List every line in this data where the string "name" occurs.

┌─ Material

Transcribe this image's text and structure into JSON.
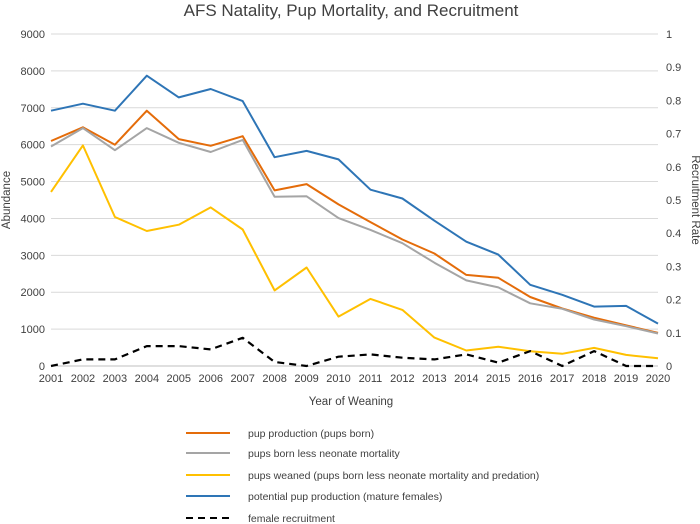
{
  "chart_data": {
    "type": "line",
    "title": "AFS Natality, Pup Mortality, and Recruitment",
    "xlabel": "Year of Weaning",
    "ylabel": "Abundance",
    "y2label": "Recruitment Rate",
    "x": [
      2001,
      2002,
      2003,
      2004,
      2005,
      2006,
      2007,
      2008,
      2009,
      2010,
      2011,
      2012,
      2013,
      2014,
      2015,
      2016,
      2017,
      2018,
      2019,
      2020
    ],
    "ylim": [
      0,
      9000
    ],
    "yticks": [
      0,
      1000,
      2000,
      3000,
      4000,
      5000,
      6000,
      7000,
      8000,
      9000
    ],
    "y2lim": [
      0,
      1
    ],
    "y2ticks": [
      0,
      0.1,
      0.2,
      0.3,
      0.4,
      0.5,
      0.6,
      0.7,
      0.8,
      0.9,
      1
    ],
    "grid": "horizontal",
    "legend_position": "bottom",
    "series": [
      {
        "name": "pup production (pups born)",
        "axis": "left",
        "color": "#E46C0A",
        "dash": "solid",
        "values": [
          6100,
          6470,
          6000,
          6920,
          6150,
          5970,
          6230,
          4760,
          4930,
          4380,
          3900,
          3430,
          3050,
          2470,
          2390,
          1870,
          1560,
          1310,
          1100,
          900
        ]
      },
      {
        "name": "pups born less neonate mortality",
        "axis": "left",
        "color": "#A5A5A5",
        "dash": "solid",
        "values": [
          5950,
          6450,
          5850,
          6450,
          6050,
          5800,
          6130,
          4590,
          4600,
          4010,
          3690,
          3330,
          2800,
          2320,
          2130,
          1700,
          1550,
          1260,
          1080,
          880
        ]
      },
      {
        "name": "pups weaned (pups born less neonate mortality and predation)",
        "axis": "left",
        "color": "#FFC000",
        "dash": "solid",
        "values": [
          4720,
          5980,
          4040,
          3660,
          3830,
          4300,
          3700,
          2050,
          2670,
          1340,
          1820,
          1520,
          770,
          420,
          520,
          400,
          330,
          490,
          300,
          210
        ]
      },
      {
        "name": "potential pup production (mature females)",
        "axis": "left",
        "color": "#2E75B6",
        "dash": "solid",
        "values": [
          6920,
          7110,
          6920,
          7870,
          7280,
          7510,
          7180,
          5660,
          5830,
          5600,
          4780,
          4540,
          3940,
          3370,
          3020,
          2200,
          1930,
          1610,
          1630,
          1150
        ]
      },
      {
        "name": "female recruitment",
        "axis": "right",
        "color": "#000000",
        "dash": "dashed",
        "values": [
          0.0,
          0.02,
          0.02,
          0.06,
          0.06,
          0.05,
          0.085,
          0.012,
          0.0,
          0.028,
          0.035,
          0.025,
          0.02,
          0.035,
          0.01,
          0.045,
          0.0,
          0.045,
          0.0,
          0.0
        ]
      }
    ]
  }
}
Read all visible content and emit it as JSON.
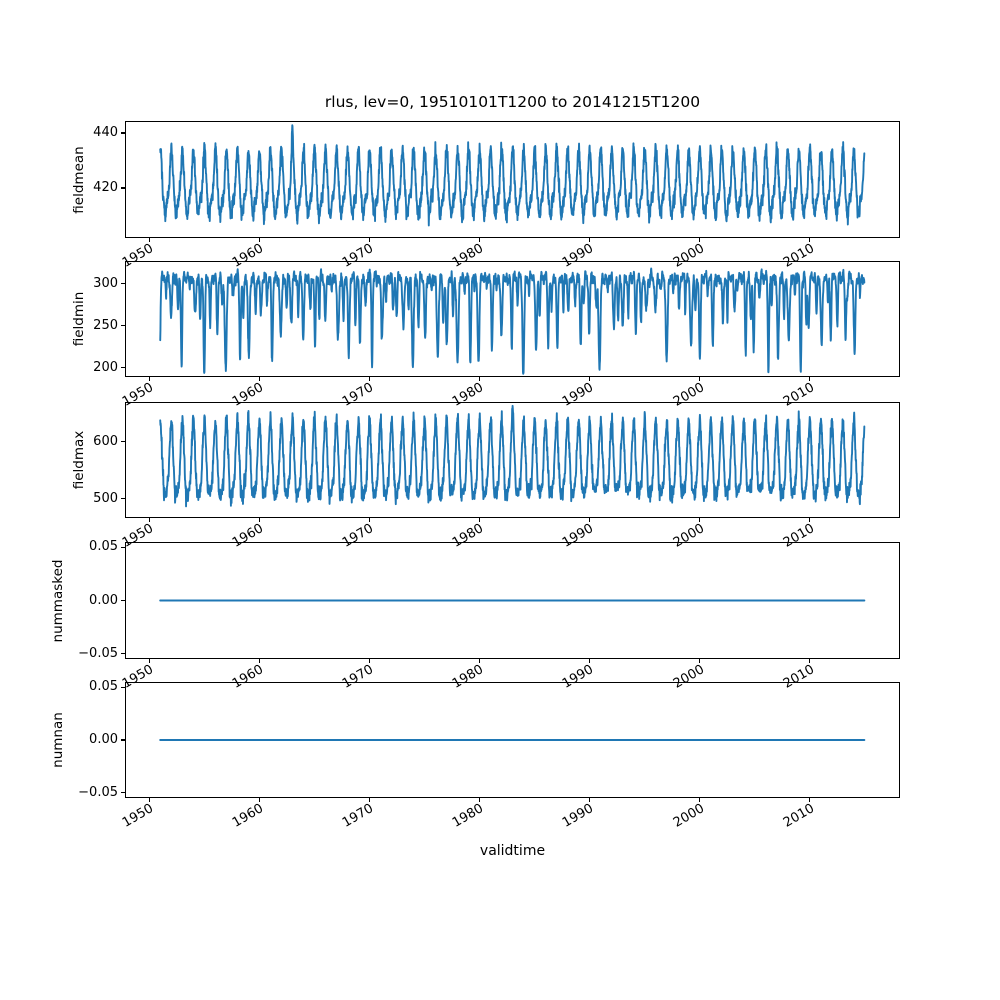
{
  "figure": {
    "title": "rlus, lev=0, 19510101T1200 to 20141215T1200",
    "xlabel": "validtime",
    "line_color": "#1f77b4",
    "background": "#ffffff",
    "spine_color": "#000000"
  },
  "chart_data": [
    {
      "type": "line",
      "name": "fieldmean",
      "ylabel": "fieldmean",
      "line_color": "#1f77b4",
      "xlim": [
        1947.8,
        2018.2
      ],
      "ylim": [
        401.8,
        444.4
      ],
      "x_data_range": [
        1951.0,
        2014.96
      ],
      "xticks": [
        1950,
        1960,
        1970,
        1980,
        1990,
        2000,
        2010
      ],
      "xtick_labels": [
        "1950",
        "1960",
        "1970",
        "1980",
        "1990",
        "2000",
        "2010"
      ],
      "yticks": [
        420,
        440
      ],
      "ytick_labels": [
        "420",
        "440"
      ],
      "n_points": 3328,
      "summary": "Seasonal oscillation of field mean between ~406 and ~436, mean ~420, with one anomalous spike to ~443 near 1963.",
      "synth": {
        "kind": "harmonic",
        "seed": 101,
        "base": 420.3,
        "harmonics": [
          {
            "f": 1,
            "a": 10.5,
            "p": 1.57
          },
          {
            "f": 2,
            "a": 2.8,
            "p": 0.9
          },
          {
            "f": 3,
            "a": 1.0,
            "p": 2.1
          }
        ],
        "noise": 1.35,
        "spikes": [
          {
            "t": 1963.0,
            "a": 9.5,
            "w": 0.06
          }
        ],
        "clamp": [
          405.2,
          442.6
        ]
      }
    },
    {
      "type": "line",
      "name": "fieldmin",
      "ylabel": "fieldmin",
      "line_color": "#1f77b4",
      "xlim": [
        1947.8,
        2018.2
      ],
      "ylim": [
        188.7,
        326.8
      ],
      "x_data_range": [
        1951.0,
        2014.96
      ],
      "xticks": [
        1950,
        1960,
        1970,
        1980,
        1990,
        2000,
        2010
      ],
      "xtick_labels": [
        "1950",
        "1960",
        "1970",
        "1980",
        "1990",
        "2000",
        "2010"
      ],
      "yticks": [
        200,
        250,
        300
      ],
      "ytick_labels": [
        "200",
        "250",
        "300"
      ],
      "n_points": 3328,
      "summary": "Field minimum stays in a dense band near 295-320 with sharp downward spikes once or twice a year reaching ~195-260.",
      "synth": {
        "kind": "dips",
        "seed": 202,
        "top": 308,
        "band": [
          {
            "f": 2,
            "a": 4.0,
            "p": 0.5
          },
          {
            "f": 7,
            "a": 2.6,
            "p": 0.0
          }
        ],
        "noise": 2.2,
        "dips": [
          {
            "off": 0.08,
            "jit": 0.18,
            "w": 0.095,
            "dmin": 40,
            "dmax": 108
          },
          {
            "off": 0.58,
            "jit": 0.15,
            "w": 0.07,
            "dmin": 8,
            "dmax": 62
          }
        ],
        "clamp": [
          194.5,
          319.5
        ]
      }
    },
    {
      "type": "line",
      "name": "fieldmax",
      "ylabel": "fieldmax",
      "line_color": "#1f77b4",
      "xlim": [
        1947.8,
        2018.2
      ],
      "ylim": [
        466.0,
        670.0
      ],
      "x_data_range": [
        1951.0,
        2014.96
      ],
      "xticks": [
        1950,
        1960,
        1970,
        1980,
        1990,
        2000,
        2010
      ],
      "xtick_labels": [
        "1950",
        "1960",
        "1970",
        "1980",
        "1990",
        "2000",
        "2010"
      ],
      "yticks": [
        500,
        600
      ],
      "ytick_labels": [
        "500",
        "600"
      ],
      "n_points": 3328,
      "summary": "Field maximum oscillates seasonally between ~478 and ~650 with a tallest spike to ~663 near 1983; troughs lifted to ~515-545 around 1990-1994 and 2004-2007.",
      "synth": {
        "kind": "harmonic",
        "seed": 303,
        "base": 557,
        "harmonics": [
          {
            "f": 1,
            "a": 63,
            "p": 1.57
          },
          {
            "f": 2,
            "a": 16,
            "p": 1.3
          },
          {
            "f": 5,
            "a": 4,
            "p": 0.4
          }
        ],
        "noise": 6.5,
        "spikes": [
          {
            "t": 1983.0,
            "a": 26,
            "w": 0.07
          }
        ],
        "clamp": [
          474.5,
          661.5
        ],
        "floor_eras": [
          {
            "t0": 1990.3,
            "t1": 1994.2,
            "floor": 516,
            "fnoise": 4
          },
          {
            "t0": 2003.5,
            "t1": 2006.8,
            "floor": 516,
            "fnoise": 4
          }
        ]
      }
    },
    {
      "type": "line",
      "name": "nummasked",
      "ylabel": "nummasked",
      "line_color": "#1f77b4",
      "xlim": [
        1947.8,
        2018.2
      ],
      "ylim": [
        -0.055,
        0.055
      ],
      "x_data_range": [
        1951.0,
        2014.96
      ],
      "xticks": [
        1950,
        1960,
        1970,
        1980,
        1990,
        2000,
        2010
      ],
      "xtick_labels": [
        "1950",
        "1960",
        "1970",
        "1980",
        "1990",
        "2000",
        "2010"
      ],
      "yticks": [
        -0.05,
        0.0,
        0.05
      ],
      "ytick_labels": [
        "−0.05",
        "0.00",
        "0.05"
      ],
      "n_points": 2,
      "summary": "Constant zero masked-point count for the whole period.",
      "synth": {
        "kind": "constant",
        "value": 0
      }
    },
    {
      "type": "line",
      "name": "numnan",
      "ylabel": "numnan",
      "line_color": "#1f77b4",
      "xlim": [
        1947.8,
        2018.2
      ],
      "ylim": [
        -0.055,
        0.055
      ],
      "x_data_range": [
        1951.0,
        2014.96
      ],
      "xticks": [
        1950,
        1960,
        1970,
        1980,
        1990,
        2000,
        2010
      ],
      "xtick_labels": [
        "1950",
        "1960",
        "1970",
        "1980",
        "1990",
        "2000",
        "2010"
      ],
      "yticks": [
        -0.05,
        0.0,
        0.05
      ],
      "ytick_labels": [
        "−0.05",
        "0.00",
        "0.05"
      ],
      "n_points": 2,
      "summary": "Constant zero NaN count for the whole period.",
      "synth": {
        "kind": "constant",
        "value": 0
      }
    }
  ]
}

└─

▶ **The completed task**:
        "name": "pup production (pups born)",
        "name": "pups born less neonate mortality",
        "name": "pups weaned (pups born less neonate mortality and predation)",
        "name": "potential pup production (mature females)",
        "name": "female recruitment",
      "name": "fieldmean",
      "name": "fieldmin",
      "name": "fieldmax",
      "name": "nummasked",
      "name": "numnan",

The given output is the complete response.